▶ **Goal**: Transcribe every record that appears below, exactly and in full.

▶ **Recorded information**:
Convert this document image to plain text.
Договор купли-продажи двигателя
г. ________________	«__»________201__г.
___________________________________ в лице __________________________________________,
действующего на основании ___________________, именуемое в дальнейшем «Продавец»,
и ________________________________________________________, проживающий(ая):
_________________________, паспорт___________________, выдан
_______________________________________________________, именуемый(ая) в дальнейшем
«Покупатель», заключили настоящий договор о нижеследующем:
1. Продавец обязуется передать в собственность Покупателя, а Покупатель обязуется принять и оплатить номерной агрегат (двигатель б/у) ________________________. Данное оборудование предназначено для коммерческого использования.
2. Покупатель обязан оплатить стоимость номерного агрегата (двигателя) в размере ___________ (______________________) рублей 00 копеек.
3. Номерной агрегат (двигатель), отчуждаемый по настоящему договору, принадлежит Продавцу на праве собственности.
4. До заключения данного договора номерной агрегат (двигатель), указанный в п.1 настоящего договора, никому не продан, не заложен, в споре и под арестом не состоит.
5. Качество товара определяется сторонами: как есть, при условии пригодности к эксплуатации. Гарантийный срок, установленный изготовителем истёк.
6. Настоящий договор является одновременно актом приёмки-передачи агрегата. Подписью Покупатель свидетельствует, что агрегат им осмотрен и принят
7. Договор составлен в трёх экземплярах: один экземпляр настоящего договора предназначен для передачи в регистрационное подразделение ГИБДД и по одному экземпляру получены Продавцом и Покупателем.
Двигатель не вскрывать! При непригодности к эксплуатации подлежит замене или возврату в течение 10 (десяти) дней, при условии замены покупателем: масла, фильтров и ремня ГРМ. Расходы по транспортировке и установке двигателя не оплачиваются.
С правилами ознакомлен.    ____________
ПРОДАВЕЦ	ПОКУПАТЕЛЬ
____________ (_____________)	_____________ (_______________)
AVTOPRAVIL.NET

▶ **The output**:
Convert this document image to plain text.
Договор купли-продажи двигателя
г. ________________	«__»________201__г.
___________________________________ в лице __________________________________________,
действующего на основании ___________________, именуемое в дальнейшем «Продавец»,
и ________________________________________________________, проживающий(ая):
_________________________, паспорт___________________, выдан
_______________________________________________________, именуемый(ая) в дальнейшем
«Покупатель», заключили настоящий договор о нижеследующем:
1. Продавец обязуется передать в собственность Покупателя, а Покупатель обязуется принять и оплатить номерной агрегат (двигатель б/у) ________________________. Данное оборудование предназначено для коммерческого использования.
2. Покупатель обязан оплатить стоимость номерного агрегата (двигателя) в размере ___________ (______________________) рублей 00 копеек.
3. Номерной агрегат (двигатель), отчуждаемый по настоящему договору, принадлежит Продавцу на праве собственности.
4. До заключения данного договора номерной агрегат (двигатель), указанный в п.1 настоящего договора, никому не продан, не заложен, в споре и под арестом не состоит.
5. Качество товара определяется сторонами: как есть, при условии пригодности к эксплуатации. Гарантийный срок, установленный изготовителем истёк.
6. Настоящий договор является одновременно актом приёмки-передачи агрегата. Подписью Покупатель свидетельствует, что агрегат им осмотрен и принят
7. Договор составлен в трёх экземплярах: один экземпляр настоящего договора предназначен для передачи в регистрационное подразделение ГИБДД и по одному экземпляру получены Продавцом и Покупателем.
Двигатель не вскрывать! При непригодности к эксплуатации подлежит замене или возврату в течение 10 (десяти) дней, при условии замены покупателем: масла, фильтров и ремня ГРМ. Расходы по транспортировке и установке двигателя не оплачиваются.
С правилами ознакомлен.    ____________
ПРОДАВЕЦ	ПОКУПАТЕЛЬ
____________ (_____________)	_____________ (_______________)
AVTOPRAVIL.NET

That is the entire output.